Instructions to follow :: Find every line in the records below that holds the word "Charts" and copy it.

(Records from a dataset)
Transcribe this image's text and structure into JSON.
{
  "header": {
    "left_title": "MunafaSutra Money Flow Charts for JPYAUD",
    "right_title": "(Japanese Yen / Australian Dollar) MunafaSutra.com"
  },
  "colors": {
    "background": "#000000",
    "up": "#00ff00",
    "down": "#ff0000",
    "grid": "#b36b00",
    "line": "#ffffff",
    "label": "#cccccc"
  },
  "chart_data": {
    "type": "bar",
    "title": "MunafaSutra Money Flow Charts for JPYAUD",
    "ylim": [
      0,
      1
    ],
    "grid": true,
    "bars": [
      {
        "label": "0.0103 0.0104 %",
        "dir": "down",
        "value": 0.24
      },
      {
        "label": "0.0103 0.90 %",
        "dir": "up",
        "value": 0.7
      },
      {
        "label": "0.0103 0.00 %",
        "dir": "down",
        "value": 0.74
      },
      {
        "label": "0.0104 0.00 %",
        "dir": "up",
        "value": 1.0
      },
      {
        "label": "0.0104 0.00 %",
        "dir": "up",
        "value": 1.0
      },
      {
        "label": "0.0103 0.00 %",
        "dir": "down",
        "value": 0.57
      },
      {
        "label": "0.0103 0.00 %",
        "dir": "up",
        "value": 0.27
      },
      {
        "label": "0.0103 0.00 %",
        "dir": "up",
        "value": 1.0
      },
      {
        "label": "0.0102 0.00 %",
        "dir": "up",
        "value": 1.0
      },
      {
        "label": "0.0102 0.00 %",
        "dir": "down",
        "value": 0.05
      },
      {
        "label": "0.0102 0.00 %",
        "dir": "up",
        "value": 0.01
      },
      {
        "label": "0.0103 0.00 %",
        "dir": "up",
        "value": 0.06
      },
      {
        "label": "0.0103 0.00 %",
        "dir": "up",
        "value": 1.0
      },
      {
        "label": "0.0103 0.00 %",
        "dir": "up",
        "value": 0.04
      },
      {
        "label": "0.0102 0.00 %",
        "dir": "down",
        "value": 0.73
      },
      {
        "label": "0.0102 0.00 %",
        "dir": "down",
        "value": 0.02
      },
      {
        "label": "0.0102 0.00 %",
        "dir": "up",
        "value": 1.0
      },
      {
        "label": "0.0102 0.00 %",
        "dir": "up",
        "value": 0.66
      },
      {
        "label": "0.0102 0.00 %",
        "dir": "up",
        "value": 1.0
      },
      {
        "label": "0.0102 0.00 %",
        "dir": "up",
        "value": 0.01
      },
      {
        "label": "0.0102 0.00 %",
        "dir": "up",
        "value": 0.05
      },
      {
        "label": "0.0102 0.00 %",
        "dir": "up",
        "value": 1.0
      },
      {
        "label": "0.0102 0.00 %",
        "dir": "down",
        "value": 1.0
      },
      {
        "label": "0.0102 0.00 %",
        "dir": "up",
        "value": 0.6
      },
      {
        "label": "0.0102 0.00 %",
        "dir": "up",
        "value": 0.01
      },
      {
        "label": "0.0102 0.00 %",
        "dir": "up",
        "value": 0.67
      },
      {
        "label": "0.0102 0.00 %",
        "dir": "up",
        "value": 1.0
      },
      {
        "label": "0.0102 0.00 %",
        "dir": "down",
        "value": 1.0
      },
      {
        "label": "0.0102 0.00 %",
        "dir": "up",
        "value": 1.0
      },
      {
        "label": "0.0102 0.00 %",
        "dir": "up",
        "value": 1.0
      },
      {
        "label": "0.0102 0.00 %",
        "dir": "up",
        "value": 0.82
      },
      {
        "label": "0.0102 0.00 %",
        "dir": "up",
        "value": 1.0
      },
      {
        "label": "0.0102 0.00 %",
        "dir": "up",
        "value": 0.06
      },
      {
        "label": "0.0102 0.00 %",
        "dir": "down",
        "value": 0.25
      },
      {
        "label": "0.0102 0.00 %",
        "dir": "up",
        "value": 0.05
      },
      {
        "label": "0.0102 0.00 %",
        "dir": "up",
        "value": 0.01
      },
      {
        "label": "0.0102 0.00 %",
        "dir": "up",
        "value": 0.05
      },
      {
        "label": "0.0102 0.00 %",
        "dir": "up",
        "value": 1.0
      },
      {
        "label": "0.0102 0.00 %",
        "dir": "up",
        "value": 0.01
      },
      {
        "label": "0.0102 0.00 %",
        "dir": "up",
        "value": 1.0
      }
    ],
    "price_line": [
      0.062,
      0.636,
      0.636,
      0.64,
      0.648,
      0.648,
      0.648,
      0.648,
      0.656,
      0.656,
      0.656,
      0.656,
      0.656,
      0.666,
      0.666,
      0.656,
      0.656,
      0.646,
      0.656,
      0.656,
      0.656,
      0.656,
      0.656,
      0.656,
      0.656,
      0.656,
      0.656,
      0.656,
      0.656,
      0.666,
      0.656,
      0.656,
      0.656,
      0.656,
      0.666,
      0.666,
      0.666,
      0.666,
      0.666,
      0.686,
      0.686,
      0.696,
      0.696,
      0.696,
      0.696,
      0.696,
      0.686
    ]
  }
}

Solution for this problem ::
    "left_title": "MunafaSutra Money Flow Charts for JPYAUD",
    "title": "MunafaSutra Money Flow Charts for JPYAUD",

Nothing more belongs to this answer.